## Aim of the exercise
Reproduce the material in full, exactly as written.
......
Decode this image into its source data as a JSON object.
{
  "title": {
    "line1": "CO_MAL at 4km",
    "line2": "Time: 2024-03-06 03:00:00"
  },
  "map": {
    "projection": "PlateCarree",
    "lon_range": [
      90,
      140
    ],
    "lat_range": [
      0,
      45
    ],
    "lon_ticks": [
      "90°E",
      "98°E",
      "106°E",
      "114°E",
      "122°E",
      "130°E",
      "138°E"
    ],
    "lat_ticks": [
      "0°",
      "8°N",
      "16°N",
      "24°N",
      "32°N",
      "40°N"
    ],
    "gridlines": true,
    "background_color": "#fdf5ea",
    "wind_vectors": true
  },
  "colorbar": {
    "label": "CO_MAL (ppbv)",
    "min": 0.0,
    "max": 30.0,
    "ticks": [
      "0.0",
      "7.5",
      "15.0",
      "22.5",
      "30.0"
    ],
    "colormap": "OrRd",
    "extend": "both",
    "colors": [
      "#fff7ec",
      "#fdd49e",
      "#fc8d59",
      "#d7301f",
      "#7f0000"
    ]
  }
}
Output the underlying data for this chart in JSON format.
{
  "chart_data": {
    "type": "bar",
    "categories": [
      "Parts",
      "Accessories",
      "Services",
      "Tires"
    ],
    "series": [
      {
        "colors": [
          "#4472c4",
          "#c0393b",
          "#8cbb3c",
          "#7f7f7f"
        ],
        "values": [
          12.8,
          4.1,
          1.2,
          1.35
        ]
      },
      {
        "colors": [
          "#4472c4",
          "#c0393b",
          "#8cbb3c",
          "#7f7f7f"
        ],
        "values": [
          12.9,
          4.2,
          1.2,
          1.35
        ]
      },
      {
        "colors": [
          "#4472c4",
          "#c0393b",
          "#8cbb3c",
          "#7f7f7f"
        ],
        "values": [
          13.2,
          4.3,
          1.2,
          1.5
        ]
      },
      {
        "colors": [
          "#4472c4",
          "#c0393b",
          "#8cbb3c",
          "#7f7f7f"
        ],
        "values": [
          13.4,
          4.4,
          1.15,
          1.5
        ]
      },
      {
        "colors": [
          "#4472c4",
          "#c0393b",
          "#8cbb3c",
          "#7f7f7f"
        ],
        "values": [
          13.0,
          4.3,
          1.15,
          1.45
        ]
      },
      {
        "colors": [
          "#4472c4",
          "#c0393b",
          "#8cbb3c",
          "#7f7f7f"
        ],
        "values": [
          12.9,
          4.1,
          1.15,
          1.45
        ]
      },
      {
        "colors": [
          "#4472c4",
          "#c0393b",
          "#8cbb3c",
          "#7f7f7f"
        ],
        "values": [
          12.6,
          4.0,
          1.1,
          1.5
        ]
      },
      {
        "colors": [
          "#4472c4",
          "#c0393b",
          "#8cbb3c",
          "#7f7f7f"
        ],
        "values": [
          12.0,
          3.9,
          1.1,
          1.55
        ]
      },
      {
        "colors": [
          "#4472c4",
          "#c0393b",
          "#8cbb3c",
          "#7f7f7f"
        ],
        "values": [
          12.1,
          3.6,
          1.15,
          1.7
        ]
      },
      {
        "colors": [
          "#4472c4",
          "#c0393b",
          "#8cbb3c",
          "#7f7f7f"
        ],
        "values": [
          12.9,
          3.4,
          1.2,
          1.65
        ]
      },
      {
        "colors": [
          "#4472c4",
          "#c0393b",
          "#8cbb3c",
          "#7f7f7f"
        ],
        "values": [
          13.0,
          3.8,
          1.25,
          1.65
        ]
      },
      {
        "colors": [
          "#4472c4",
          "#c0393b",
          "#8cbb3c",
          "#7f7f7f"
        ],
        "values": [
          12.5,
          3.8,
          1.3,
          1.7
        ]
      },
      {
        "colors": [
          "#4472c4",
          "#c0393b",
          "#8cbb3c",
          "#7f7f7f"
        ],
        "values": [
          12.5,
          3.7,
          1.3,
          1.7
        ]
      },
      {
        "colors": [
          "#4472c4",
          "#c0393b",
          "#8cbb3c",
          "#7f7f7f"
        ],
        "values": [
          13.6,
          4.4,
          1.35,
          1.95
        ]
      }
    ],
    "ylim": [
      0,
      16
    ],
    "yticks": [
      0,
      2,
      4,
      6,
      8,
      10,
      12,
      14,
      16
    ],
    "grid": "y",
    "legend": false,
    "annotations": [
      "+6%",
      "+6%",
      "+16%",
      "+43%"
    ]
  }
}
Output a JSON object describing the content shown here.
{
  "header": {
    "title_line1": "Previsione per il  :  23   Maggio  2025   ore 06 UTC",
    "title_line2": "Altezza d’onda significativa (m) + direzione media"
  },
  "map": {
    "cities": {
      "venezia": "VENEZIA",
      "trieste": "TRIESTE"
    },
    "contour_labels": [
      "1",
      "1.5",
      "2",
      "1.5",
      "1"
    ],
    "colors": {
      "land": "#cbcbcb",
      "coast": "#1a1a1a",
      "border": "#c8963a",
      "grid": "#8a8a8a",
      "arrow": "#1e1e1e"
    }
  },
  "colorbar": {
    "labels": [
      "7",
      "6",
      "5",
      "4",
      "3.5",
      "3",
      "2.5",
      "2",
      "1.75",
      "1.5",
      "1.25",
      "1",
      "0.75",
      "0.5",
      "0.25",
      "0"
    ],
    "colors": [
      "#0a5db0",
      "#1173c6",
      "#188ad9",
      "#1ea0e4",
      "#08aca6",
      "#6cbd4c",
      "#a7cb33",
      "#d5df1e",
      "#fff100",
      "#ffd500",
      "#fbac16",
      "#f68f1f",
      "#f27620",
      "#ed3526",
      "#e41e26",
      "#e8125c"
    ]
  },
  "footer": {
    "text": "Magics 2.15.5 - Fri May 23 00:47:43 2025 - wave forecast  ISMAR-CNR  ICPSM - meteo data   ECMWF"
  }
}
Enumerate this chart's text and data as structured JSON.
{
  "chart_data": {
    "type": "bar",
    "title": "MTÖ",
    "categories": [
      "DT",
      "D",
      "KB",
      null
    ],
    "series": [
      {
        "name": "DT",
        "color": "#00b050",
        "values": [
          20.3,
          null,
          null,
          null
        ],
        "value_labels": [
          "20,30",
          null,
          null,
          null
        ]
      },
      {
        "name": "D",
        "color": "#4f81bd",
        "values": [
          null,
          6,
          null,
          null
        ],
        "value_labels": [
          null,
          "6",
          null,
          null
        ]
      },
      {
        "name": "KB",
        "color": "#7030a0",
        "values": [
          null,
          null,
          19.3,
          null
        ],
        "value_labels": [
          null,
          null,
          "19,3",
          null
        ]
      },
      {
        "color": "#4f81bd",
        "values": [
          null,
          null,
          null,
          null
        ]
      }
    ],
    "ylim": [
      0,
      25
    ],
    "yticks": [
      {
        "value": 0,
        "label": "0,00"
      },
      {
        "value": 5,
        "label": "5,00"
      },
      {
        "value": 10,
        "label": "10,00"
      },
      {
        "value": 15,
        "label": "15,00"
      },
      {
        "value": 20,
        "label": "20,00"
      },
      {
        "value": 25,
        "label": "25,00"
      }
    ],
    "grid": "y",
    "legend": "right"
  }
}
......
## Full response
Decode this image into its source data as a JSON object.
{
  "title": {
    "line1": "CO_MAL at 4km",
    "line2": "Time: 2024-03-06 03:00:00"
  },
  "map": {
    "projection": "PlateCarree",
    "lon_range": [
      90,
      140
    ],
    "lat_range": [
      0,
      45
    ],
    "lon_ticks": [
      "90°E",
      "98°E",
      "106°E",
      "114°E",
      "122°E",
      "130°E",
      "138°E"
    ],
    "lat_ticks": [
      "0°",
      "8°N",
      "16°N",
      "24°N",
      "32°N",
      "40°N"
    ],
    "gridlines": true,
    "background_color": "#fdf5ea",
    "wind_vectors": true
  },
  "colorbar": {
    "label": "CO_MAL (ppbv)",
    "min": 0.0,
    "max": 30.0,
    "ticks": [
      "0.0",
      "7.5",
      "15.0",
      "22.5",
      "30.0"
    ],
    "colormap": "OrRd",
    "extend": "both",
    "colors": [
      "#fff7ec",
      "#fdd49e",
      "#fc8d59",
      "#d7301f",
      "#7f0000"
    ]
  }
}
Output the underlying data for this chart in JSON format.
{
  "chart_data": {
    "type": "bar",
    "categories": [
      "Parts",
      "Accessories",
      "Services",
      "Tires"
    ],
    "series": [
      {
        "colors": [
          "#4472c4",
          "#c0393b",
          "#8cbb3c",
          "#7f7f7f"
        ],
        "values": [
          12.8,
          4.1,
          1.2,
          1.35
        ]
      },
      {
        "colors": [
          "#4472c4",
          "#c0393b",
          "#8cbb3c",
          "#7f7f7f"
        ],
        "values": [
          12.9,
          4.2,
          1.2,
          1.35
        ]
      },
      {
        "colors": [
          "#4472c4",
          "#c0393b",
          "#8cbb3c",
          "#7f7f7f"
        ],
        "values": [
          13.2,
          4.3,
          1.2,
          1.5
        ]
      },
      {
        "colors": [
          "#4472c4",
          "#c0393b",
          "#8cbb3c",
          "#7f7f7f"
        ],
        "values": [
          13.4,
          4.4,
          1.15,
          1.5
        ]
      },
      {
        "colors": [
          "#4472c4",
          "#c0393b",
          "#8cbb3c",
          "#7f7f7f"
        ],
        "values": [
          13.0,
          4.3,
          1.15,
          1.45
        ]
      },
      {
        "colors": [
          "#4472c4",
          "#c0393b",
          "#8cbb3c",
          "#7f7f7f"
        ],
        "values": [
          12.9,
          4.1,
          1.15,
          1.45
        ]
      },
      {
        "colors": [
          "#4472c4",
          "#c0393b",
          "#8cbb3c",
          "#7f7f7f"
        ],
        "values": [
          12.6,
          4.0,
          1.1,
          1.5
        ]
      },
      {
        "colors": [
          "#4472c4",
          "#c0393b",
          "#8cbb3c",
          "#7f7f7f"
        ],
        "values": [
          12.0,
          3.9,
          1.1,
          1.55
        ]
      },
      {
        "colors": [
          "#4472c4",
          "#c0393b",
          "#8cbb3c",
          "#7f7f7f"
        ],
        "values": [
          12.1,
          3.6,
          1.15,
          1.7
        ]
      },
      {
        "colors": [
          "#4472c4",
          "#c0393b",
          "#8cbb3c",
          "#7f7f7f"
        ],
        "values": [
          12.9,
          3.4,
          1.2,
          1.65
        ]
      },
      {
        "colors": [
          "#4472c4",
          "#c0393b",
          "#8cbb3c",
          "#7f7f7f"
        ],
        "values": [
          13.0,
          3.8,
          1.25,
          1.65
        ]
      },
      {
        "colors": [
          "#4472c4",
          "#c0393b",
          "#8cbb3c",
          "#7f7f7f"
        ],
        "values": [
          12.5,
          3.8,
          1.3,
          1.7
        ]
      },
      {
        "colors": [
          "#4472c4",
          "#c0393b",
          "#8cbb3c",
          "#7f7f7f"
        ],
        "values": [
          12.5,
          3.7,
          1.3,
          1.7
        ]
      },
      {
        "colors": [
          "#4472c4",
          "#c0393b",
          "#8cbb3c",
          "#7f7f7f"
        ],
        "values": [
          13.6,
          4.4,
          1.35,
          1.95
        ]
      }
    ],
    "ylim": [
      0,
      16
    ],
    "yticks": [
      0,
      2,
      4,
      6,
      8,
      10,
      12,
      14,
      16
    ],
    "grid": "y",
    "legend": false,
    "annotations": [
      "+6%",
      "+6%",
      "+16%",
      "+43%"
    ]
  }
}
Output a JSON object describing the content shown here.
{
  "header": {
    "title_line1": "Previsione per il  :  23   Maggio  2025   ore 06 UTC",
    "title_line2": "Altezza d’onda significativa (m) + direzione media"
  },
  "map": {
    "cities": {
      "venezia": "VENEZIA",
      "trieste": "TRIESTE"
    },
    "contour_labels": [
      "1",
      "1.5",
      "2",
      "1.5",
      "1"
    ],
    "colors": {
      "land": "#cbcbcb",
      "coast": "#1a1a1a",
      "border": "#c8963a",
      "grid": "#8a8a8a",
      "arrow": "#1e1e1e"
    }
  },
  "colorbar": {
    "labels": [
      "7",
      "6",
      "5",
      "4",
      "3.5",
      "3",
      "2.5",
      "2",
      "1.75",
      "1.5",
      "1.25",
      "1",
      "0.75",
      "0.5",
      "0.25",
      "0"
    ],
    "colors": [
      "#0a5db0",
      "#1173c6",
      "#188ad9",
      "#1ea0e4",
      "#08aca6",
      "#6cbd4c",
      "#a7cb33",
      "#d5df1e",
      "#fff100",
      "#ffd500",
      "#fbac16",
      "#f68f1f",
      "#f27620",
      "#ed3526",
      "#e41e26",
      "#e8125c"
    ]
  },
  "footer": {
    "text": "Magics 2.15.5 - Fri May 23 00:47:43 2025 - wave forecast  ISMAR-CNR  ICPSM - meteo data   ECMWF"
  }
}
Enumerate this chart's text and data as structured JSON.
{
  "chart_data": {
    "type": "bar",
    "title": "MTÖ",
    "categories": [
      "DT",
      "D",
      "KB",
      null
    ],
    "series": [
      {
        "name": "DT",
        "color": "#00b050",
        "values": [
          20.3,
          null,
          null,
          null
        ],
        "value_labels": [
          "20,30",
          null,
          null,
          null
        ]
      },
      {
        "name": "D",
        "color": "#4f81bd",
        "values": [
          null,
          6,
          null,
          null
        ],
        "value_labels": [
          null,
          "6",
          null,
          null
        ]
      },
      {
        "name": "KB",
        "color": "#7030a0",
        "values": [
          null,
          null,
          19.3,
          null
        ],
        "value_labels": [
          null,
          null,
          "19,3",
          null
        ]
      },
      {
        "color": "#4f81bd",
        "values": [
          null,
          null,
          null,
          null
        ]
      }
    ],
    "ylim": [
      0,
      25
    ],
    "yticks": [
      {
        "value": 0,
        "label": "0,00"
      },
      {
        "value": 5,
        "label": "5,00"
      },
      {
        "value": 10,
        "label": "10,00"
      },
      {
        "value": 15,
        "label": "15,00"
      },
      {
        "value": 20,
        "label": "20,00"
      },
      {
        "value": 25,
        "label": "25,00"
      }
    ],
    "grid": "y",
    "legend": "right"
  }
}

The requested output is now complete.